— Dataset excerpts —
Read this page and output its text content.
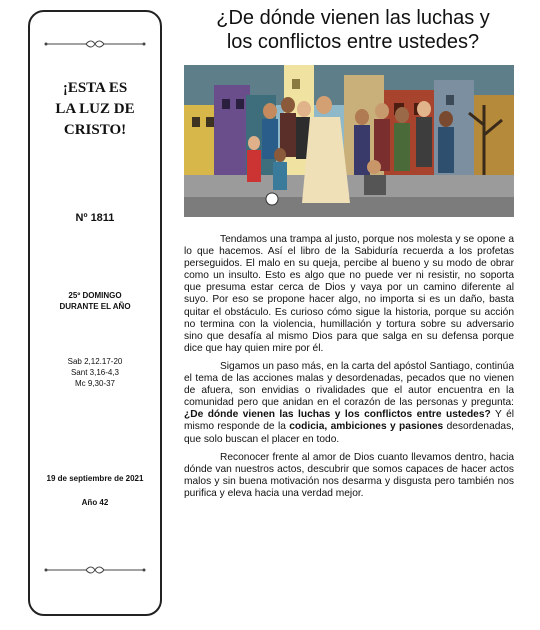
¡ESTA ES
LA LUZ DE
CRISTO!
Nº 1811
25º DOMINGO
DURANTE EL AÑO
Sab 2,12.17-20
Sant 3,16-4,3
Mc 9,30-37
19 de septiembre de 2021
Año 42
¿De dónde vienen las luchas y
los conflictos entre ustedes?

Tendamos una trampa al justo, porque nos molesta y se opone a lo que hacemos. Así el libro de la Sabiduría recuerda a los profetas perseguidos. El malo en su queja, percibe al bueno y su modo de obrar como un insulto. Esto es algo que no puede ver ni resistir, no soporta que presuma estar cerca de Dios y vaya por un camino diferente al suyo. Por eso se propone hacer algo, no importa si es un daño, basta quitar el obstáculo. Es curioso cómo sigue la historia, porque su acción no termina con la violencia, humillación y tortura sobre su adversario sino que desafía al mismo Dios para que salga en su defensa porque dice que hay quien mire por él.

Sigamos un paso más, en la carta del apóstol Santiago, continúa el tema de las acciones malas y desordenadas, pecados que no vienen de afuera, son envidias o rivalidades que el autor encuentra en la comunidad pero que anidan en el corazón de las personas y pregunta: ¿De dónde vienen las luchas y los conflictos entre ustedes? Y él mismo responde de la codicia, ambiciones y pasiones desordenadas, que solo buscan el placer en todo.

Reconocer frente al amor de Dios cuanto llevamos dentro, hacia dónde van nuestros actos, descubrir que somos capaces de hacer actos malos y sin buena motivación nos desarma y disgusta pero también nos purifica y eleva hacia una verdad mejor.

— Aim of the exercise —
Each entry must be retyped word for word, with every image omitted.

— Expected answer —
Read this page and output its text content.
¡ESTA ES
LA LUZ DE
CRISTO!
Nº 1811
25º DOMINGO
DURANTE EL AÑO
Sab 2,12.17-20
Sant 3,16-4,3
Mc 9,30-37
19 de septiembre de 2021
Año 42
¿De dónde vienen las luchas y
los conflictos entre ustedes?

Tendamos una trampa al justo, porque nos molesta y se opone a lo que hacemos. Así el libro de la Sabiduría recuerda a los profetas perseguidos. El malo en su queja, percibe al bueno y su modo de obrar como un insulto. Esto es algo que no puede ver ni resistir, no soporta que presuma estar cerca de Dios y vaya por un camino diferente al suyo. Por eso se propone hacer algo, no importa si es un daño, basta quitar el obstáculo. Es curioso cómo sigue la historia, porque su acción no termina con la violencia, humillación y tortura sobre su adversario sino que desafía al mismo Dios para que salga en su defensa porque dice que hay quien mire por él.

Sigamos un paso más, en la carta del apóstol Santiago, continúa el tema de las acciones malas y desordenadas, pecados que no vienen de afuera, son envidias o rivalidades que el autor encuentra en la comunidad pero que anidan en el corazón de las personas y pregunta: ¿De dónde vienen las luchas y los conflictos entre ustedes? Y él mismo responde de la codicia, ambiciones y pasiones desordenadas, que solo buscan el placer en todo.

Reconocer frente al amor de Dios cuanto llevamos dentro, hacia dónde van nuestros actos, descubrir que somos capaces de hacer actos malos y sin buena motivación nos desarma y disgusta pero también nos purifica y eleva hacia una verdad mejor.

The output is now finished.